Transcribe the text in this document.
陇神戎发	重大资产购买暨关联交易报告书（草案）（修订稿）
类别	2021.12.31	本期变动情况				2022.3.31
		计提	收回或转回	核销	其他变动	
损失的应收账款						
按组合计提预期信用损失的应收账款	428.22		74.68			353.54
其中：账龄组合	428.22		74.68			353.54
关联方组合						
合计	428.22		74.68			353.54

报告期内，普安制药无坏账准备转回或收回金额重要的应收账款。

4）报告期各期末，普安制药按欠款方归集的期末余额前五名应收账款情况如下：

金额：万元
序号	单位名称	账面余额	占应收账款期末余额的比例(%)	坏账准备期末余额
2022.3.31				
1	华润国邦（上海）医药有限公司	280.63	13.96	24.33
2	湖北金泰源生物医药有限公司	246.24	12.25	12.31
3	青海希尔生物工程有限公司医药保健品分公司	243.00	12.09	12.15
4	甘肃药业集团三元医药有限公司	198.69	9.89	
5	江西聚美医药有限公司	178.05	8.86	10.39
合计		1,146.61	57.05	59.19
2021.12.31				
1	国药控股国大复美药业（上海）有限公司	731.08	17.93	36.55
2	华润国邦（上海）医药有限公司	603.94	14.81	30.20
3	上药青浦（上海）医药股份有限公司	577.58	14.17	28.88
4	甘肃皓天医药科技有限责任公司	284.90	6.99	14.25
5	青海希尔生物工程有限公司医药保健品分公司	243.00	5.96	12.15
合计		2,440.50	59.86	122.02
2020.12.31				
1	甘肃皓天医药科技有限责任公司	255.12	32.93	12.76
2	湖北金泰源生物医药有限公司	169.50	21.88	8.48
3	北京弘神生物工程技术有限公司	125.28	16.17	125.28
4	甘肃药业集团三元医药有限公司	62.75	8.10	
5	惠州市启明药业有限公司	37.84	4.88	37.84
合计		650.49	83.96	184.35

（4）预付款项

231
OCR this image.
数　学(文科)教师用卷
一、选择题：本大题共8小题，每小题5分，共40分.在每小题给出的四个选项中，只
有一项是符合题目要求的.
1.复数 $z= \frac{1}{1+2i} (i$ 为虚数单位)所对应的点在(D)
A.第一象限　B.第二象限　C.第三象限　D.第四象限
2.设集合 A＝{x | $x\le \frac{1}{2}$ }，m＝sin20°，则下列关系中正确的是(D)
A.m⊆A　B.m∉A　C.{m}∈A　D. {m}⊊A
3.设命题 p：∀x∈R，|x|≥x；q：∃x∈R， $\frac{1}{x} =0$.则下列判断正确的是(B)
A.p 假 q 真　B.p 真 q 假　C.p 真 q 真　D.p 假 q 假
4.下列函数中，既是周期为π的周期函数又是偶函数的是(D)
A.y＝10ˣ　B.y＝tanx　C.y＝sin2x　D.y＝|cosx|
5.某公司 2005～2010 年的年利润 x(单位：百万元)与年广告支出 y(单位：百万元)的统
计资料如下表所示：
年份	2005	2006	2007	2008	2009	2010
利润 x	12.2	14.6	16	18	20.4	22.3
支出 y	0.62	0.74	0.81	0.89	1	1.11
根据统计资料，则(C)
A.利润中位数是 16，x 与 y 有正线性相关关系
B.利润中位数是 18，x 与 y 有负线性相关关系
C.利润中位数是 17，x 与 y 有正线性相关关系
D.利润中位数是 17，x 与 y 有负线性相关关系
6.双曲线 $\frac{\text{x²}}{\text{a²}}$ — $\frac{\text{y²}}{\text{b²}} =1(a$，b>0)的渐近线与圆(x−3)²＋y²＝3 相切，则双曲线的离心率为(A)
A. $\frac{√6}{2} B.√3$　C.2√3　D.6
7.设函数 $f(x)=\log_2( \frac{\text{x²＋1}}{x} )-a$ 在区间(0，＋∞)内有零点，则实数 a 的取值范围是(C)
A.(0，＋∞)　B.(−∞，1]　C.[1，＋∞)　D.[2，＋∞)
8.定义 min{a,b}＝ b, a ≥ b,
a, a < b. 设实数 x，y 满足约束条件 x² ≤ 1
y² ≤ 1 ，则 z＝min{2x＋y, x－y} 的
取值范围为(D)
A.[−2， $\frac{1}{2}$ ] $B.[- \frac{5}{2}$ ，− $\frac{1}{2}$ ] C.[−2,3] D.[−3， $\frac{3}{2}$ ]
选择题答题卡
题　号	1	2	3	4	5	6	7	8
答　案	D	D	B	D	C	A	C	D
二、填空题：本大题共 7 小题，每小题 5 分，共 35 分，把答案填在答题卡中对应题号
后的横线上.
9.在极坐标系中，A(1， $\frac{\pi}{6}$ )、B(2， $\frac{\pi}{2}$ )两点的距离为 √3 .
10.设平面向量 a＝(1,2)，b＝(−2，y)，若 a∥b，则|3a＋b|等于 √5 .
#####
All of the entries must be quoted exactly; please include each one.

Result for this exercise:
Transcribe the text in this document.
陇神戎发	重大资产购买暨关联交易报告书（草案）（修订稿）
类别	2021.12.31	本期变动情况				2022.3.31
		计提	收回或转回	核销	其他变动	
损失的应收账款						
按组合计提预期信用损失的应收账款	428.22		74.68			353.54
其中：账龄组合	428.22		74.68			353.54
关联方组合						
合计	428.22		74.68			353.54

报告期内，普安制药无坏账准备转回或收回金额重要的应收账款。

4）报告期各期末，普安制药按欠款方归集的期末余额前五名应收账款情况如下：

金额：万元
序号	单位名称	账面余额	占应收账款期末余额的比例(%)	坏账准备期末余额
2022.3.31				
1	华润国邦（上海）医药有限公司	280.63	13.96	24.33
2	湖北金泰源生物医药有限公司	246.24	12.25	12.31
3	青海希尔生物工程有限公司医药保健品分公司	243.00	12.09	12.15
4	甘肃药业集团三元医药有限公司	198.69	9.89	
5	江西聚美医药有限公司	178.05	8.86	10.39
合计		1,146.61	57.05	59.19
2021.12.31				
1	国药控股国大复美药业（上海）有限公司	731.08	17.93	36.55
2	华润国邦（上海）医药有限公司	603.94	14.81	30.20
3	上药青浦（上海）医药股份有限公司	577.58	14.17	28.88
4	甘肃皓天医药科技有限责任公司	284.90	6.99	14.25
5	青海希尔生物工程有限公司医药保健品分公司	243.00	5.96	12.15
合计		2,440.50	59.86	122.02
2020.12.31				
1	甘肃皓天医药科技有限责任公司	255.12	32.93	12.76
2	湖北金泰源生物医药有限公司	169.50	21.88	8.48
3	北京弘神生物工程技术有限公司	125.28	16.17	125.28
4	甘肃药业集团三元医药有限公司	62.75	8.10	
5	惠州市启明药业有限公司	37.84	4.88	37.84
合计		650.49	83.96	184.35

（4）预付款项

231
OCR this image.
数　学(文科)教师用卷
一、选择题：本大题共8小题，每小题5分，共40分.在每小题给出的四个选项中，只
有一项是符合题目要求的.
1.复数 $z= \frac{1}{1+2i} (i$ 为虚数单位)所对应的点在(D)
A.第一象限　B.第二象限　C.第三象限　D.第四象限
2.设集合 A＝{x | $x\le \frac{1}{2}$ }，m＝sin20°，则下列关系中正确的是(D)
A.m⊆A　B.m∉A　C.{m}∈A　D. {m}⊊A
3.设命题 p：∀x∈R，|x|≥x；q：∃x∈R， $\frac{1}{x} =0$.则下列判断正确的是(B)
A.p 假 q 真　B.p 真 q 假　C.p 真 q 真　D.p 假 q 假
4.下列函数中，既是周期为π的周期函数又是偶函数的是(D)
A.y＝10ˣ　B.y＝tanx　C.y＝sin2x　D.y＝|cosx|
5.某公司 2005～2010 年的年利润 x(单位：百万元)与年广告支出 y(单位：百万元)的统
计资料如下表所示：
年份	2005	2006	2007	2008	2009	2010
利润 x	12.2	14.6	16	18	20.4	22.3
支出 y	0.62	0.74	0.81	0.89	1	1.11
根据统计资料，则(C)
A.利润中位数是 16，x 与 y 有正线性相关关系
B.利润中位数是 18，x 与 y 有负线性相关关系
C.利润中位数是 17，x 与 y 有正线性相关关系
D.利润中位数是 17，x 与 y 有负线性相关关系
6.双曲线 $\frac{\text{x²}}{\text{a²}}$ — $\frac{\text{y²}}{\text{b²}} =1(a$，b>0)的渐近线与圆(x−3)²＋y²＝3 相切，则双曲线的离心率为(A)
A. $\frac{√6}{2} B.√3$　C.2√3　D.6
7.设函数 $f(x)=\log_2( \frac{\text{x²＋1}}{x} )-a$ 在区间(0，＋∞)内有零点，则实数 a 的取值范围是(C)
A.(0，＋∞)　B.(−∞，1]　C.[1，＋∞)　D.[2，＋∞)
8.定义 min{a,b}＝ b, a ≥ b,
a, a < b. 设实数 x，y 满足约束条件 x² ≤ 1
y² ≤ 1 ，则 z＝min{2x＋y, x－y} 的
取值范围为(D)
A.[−2， $\frac{1}{2}$ ] $B.[- \frac{5}{2}$ ，− $\frac{1}{2}$ ] C.[−2,3] D.[−3， $\frac{3}{2}$ ]
选择题答题卡
题　号	1	2	3	4	5	6	7	8
答　案	D	D	B	D	C	A	C	D
二、填空题：本大题共 7 小题，每小题 5 分，共 35 分，把答案填在答题卡中对应题号
后的横线上.
9.在极坐标系中，A(1， $\frac{\pi}{6}$ )、B(2， $\frac{\pi}{2}$ )两点的距离为 √3 .
10.设平面向量 a＝(1,2)，b＝(−2，y)，若 a∥b，则|3a＋b|等于 √5 .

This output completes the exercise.